— BEGIN —

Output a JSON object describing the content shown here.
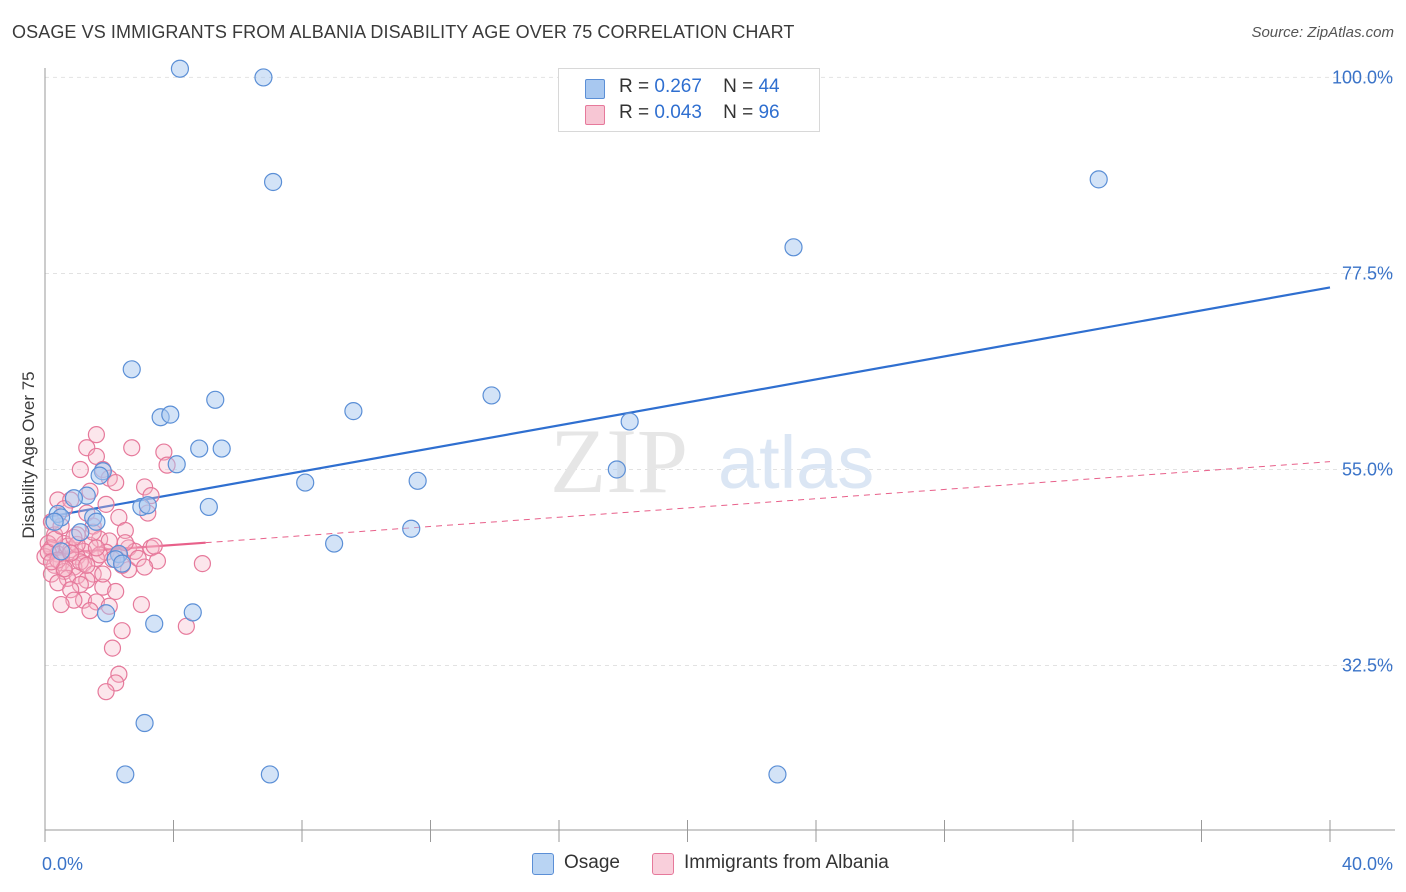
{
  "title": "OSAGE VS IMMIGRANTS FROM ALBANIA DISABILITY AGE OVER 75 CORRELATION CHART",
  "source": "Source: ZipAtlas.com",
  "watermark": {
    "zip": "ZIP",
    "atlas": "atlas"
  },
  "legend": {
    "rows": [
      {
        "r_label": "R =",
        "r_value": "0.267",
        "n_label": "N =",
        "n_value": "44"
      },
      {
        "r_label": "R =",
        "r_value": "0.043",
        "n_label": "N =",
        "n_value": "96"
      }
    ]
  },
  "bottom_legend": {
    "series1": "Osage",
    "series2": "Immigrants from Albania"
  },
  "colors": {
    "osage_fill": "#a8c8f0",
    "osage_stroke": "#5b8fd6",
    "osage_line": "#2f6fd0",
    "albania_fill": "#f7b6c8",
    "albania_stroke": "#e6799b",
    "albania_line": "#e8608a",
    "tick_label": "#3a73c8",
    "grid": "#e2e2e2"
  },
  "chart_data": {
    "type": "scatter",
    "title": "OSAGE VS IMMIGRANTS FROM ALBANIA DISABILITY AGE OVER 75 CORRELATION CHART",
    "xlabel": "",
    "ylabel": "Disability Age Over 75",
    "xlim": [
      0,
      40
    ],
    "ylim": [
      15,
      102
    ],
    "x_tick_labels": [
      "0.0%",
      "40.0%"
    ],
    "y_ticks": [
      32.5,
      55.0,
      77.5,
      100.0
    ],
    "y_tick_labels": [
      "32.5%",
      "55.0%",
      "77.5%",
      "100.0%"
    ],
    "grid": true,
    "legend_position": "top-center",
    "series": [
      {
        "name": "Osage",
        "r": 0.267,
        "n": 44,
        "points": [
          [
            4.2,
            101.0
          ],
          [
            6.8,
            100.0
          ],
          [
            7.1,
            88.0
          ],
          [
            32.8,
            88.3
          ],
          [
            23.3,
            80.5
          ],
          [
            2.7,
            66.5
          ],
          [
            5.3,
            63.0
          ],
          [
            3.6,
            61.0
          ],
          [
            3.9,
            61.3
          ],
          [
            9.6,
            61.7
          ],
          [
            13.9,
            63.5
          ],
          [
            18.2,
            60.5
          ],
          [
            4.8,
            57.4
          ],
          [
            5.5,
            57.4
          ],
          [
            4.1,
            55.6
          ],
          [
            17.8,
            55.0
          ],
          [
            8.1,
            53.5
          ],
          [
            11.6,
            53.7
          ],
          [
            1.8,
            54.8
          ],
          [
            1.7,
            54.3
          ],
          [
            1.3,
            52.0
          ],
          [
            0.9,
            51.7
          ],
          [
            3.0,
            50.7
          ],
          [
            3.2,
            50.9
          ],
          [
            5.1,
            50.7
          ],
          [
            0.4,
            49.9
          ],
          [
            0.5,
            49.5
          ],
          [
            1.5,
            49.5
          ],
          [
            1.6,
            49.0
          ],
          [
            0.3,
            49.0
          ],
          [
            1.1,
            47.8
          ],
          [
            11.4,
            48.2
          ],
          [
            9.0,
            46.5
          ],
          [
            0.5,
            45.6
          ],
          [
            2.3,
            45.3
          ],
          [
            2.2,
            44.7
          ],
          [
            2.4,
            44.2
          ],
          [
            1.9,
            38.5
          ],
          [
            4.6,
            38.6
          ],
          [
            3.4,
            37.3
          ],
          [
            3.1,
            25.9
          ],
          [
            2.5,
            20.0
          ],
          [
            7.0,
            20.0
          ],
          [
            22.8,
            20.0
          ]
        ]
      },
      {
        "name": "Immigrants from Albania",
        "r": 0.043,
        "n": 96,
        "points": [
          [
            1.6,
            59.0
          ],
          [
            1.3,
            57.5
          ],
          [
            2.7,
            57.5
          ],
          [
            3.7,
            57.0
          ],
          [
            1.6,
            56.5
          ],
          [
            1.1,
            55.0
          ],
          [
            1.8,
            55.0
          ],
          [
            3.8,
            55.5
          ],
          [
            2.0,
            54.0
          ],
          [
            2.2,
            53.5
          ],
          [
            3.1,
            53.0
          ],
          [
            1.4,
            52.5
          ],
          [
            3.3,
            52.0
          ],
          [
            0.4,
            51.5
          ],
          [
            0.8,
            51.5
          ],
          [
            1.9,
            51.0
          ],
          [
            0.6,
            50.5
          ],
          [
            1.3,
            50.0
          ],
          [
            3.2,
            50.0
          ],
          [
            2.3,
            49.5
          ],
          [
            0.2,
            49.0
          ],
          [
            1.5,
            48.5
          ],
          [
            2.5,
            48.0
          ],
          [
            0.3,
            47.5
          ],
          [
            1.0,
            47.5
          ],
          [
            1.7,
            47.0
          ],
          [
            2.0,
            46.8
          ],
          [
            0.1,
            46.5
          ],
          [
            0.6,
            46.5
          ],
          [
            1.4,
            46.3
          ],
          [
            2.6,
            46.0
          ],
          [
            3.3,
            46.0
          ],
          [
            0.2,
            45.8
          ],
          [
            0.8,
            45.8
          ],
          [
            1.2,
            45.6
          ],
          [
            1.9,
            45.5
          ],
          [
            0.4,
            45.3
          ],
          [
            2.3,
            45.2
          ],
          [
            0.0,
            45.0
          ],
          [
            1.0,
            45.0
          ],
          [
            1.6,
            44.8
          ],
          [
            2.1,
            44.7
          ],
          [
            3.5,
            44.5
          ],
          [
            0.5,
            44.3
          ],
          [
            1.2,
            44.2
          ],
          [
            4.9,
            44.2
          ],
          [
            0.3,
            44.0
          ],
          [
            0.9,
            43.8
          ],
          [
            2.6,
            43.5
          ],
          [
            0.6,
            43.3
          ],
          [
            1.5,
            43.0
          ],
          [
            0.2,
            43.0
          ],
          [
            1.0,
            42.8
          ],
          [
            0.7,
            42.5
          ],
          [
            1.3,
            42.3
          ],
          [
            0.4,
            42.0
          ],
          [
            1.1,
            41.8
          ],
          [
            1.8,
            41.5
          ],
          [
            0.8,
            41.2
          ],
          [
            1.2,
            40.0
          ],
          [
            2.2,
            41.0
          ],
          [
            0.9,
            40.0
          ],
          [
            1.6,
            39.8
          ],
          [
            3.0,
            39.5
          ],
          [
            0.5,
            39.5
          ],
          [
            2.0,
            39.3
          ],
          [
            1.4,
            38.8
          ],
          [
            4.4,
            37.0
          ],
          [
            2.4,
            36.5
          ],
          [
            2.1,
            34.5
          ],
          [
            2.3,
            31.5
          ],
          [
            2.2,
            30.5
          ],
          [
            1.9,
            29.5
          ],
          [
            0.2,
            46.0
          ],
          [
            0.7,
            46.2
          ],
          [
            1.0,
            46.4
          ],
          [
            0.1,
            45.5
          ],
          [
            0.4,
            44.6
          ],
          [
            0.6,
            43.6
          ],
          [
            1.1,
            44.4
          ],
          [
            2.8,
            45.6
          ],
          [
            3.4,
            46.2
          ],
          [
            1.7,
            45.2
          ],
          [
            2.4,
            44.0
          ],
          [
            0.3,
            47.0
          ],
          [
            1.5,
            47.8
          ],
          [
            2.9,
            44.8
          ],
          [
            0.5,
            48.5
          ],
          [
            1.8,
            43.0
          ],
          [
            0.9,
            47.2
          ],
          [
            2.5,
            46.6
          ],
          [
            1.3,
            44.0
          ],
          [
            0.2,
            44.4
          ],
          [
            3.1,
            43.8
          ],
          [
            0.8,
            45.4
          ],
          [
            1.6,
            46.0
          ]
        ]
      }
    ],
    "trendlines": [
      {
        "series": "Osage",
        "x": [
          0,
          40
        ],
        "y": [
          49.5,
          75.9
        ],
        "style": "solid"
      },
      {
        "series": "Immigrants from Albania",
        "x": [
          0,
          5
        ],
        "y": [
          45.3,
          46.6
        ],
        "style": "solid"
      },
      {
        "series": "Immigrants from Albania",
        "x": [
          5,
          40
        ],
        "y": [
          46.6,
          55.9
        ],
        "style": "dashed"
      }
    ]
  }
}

— END —
— BEGIN —

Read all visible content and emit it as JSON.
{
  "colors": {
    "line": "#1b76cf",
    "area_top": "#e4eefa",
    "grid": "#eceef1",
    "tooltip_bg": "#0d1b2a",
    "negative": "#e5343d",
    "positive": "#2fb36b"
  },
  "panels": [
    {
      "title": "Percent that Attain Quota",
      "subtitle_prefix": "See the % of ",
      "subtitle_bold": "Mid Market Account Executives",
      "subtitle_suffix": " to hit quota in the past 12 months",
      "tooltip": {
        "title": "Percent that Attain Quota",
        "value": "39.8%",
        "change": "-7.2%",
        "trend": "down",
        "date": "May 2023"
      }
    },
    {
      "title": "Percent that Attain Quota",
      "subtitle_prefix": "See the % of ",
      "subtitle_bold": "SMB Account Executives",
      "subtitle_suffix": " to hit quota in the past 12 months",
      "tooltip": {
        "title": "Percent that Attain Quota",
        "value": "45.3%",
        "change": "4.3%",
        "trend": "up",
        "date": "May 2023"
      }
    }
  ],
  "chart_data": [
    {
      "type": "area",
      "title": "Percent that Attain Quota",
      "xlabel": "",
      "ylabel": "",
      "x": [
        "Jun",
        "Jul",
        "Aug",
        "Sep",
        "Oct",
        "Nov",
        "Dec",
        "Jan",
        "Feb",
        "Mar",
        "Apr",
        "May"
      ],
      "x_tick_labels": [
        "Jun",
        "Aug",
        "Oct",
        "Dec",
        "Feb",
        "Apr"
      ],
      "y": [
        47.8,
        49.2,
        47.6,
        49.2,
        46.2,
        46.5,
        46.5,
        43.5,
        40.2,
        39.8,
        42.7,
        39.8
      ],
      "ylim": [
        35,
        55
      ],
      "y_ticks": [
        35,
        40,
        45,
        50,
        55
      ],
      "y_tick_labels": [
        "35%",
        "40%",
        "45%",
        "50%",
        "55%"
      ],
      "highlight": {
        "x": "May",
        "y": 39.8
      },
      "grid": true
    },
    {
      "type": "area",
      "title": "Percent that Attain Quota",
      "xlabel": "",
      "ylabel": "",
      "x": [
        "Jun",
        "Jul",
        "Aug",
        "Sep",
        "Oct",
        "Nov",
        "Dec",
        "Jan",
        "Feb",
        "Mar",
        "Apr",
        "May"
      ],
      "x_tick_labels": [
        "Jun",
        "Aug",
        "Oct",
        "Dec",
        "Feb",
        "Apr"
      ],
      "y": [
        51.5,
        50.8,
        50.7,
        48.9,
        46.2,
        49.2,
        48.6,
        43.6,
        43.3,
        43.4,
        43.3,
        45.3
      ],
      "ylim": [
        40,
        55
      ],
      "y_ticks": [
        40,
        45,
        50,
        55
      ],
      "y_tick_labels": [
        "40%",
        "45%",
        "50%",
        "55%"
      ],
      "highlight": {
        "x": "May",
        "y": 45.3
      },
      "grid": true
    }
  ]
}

— END —

- _Short exercise_:
In the lines above, locate the string "content". Copy every line where it occurs.

- _Exercise result_:
Output a JSON object describing the content shown here.
Read all visible content and emit it as JSON.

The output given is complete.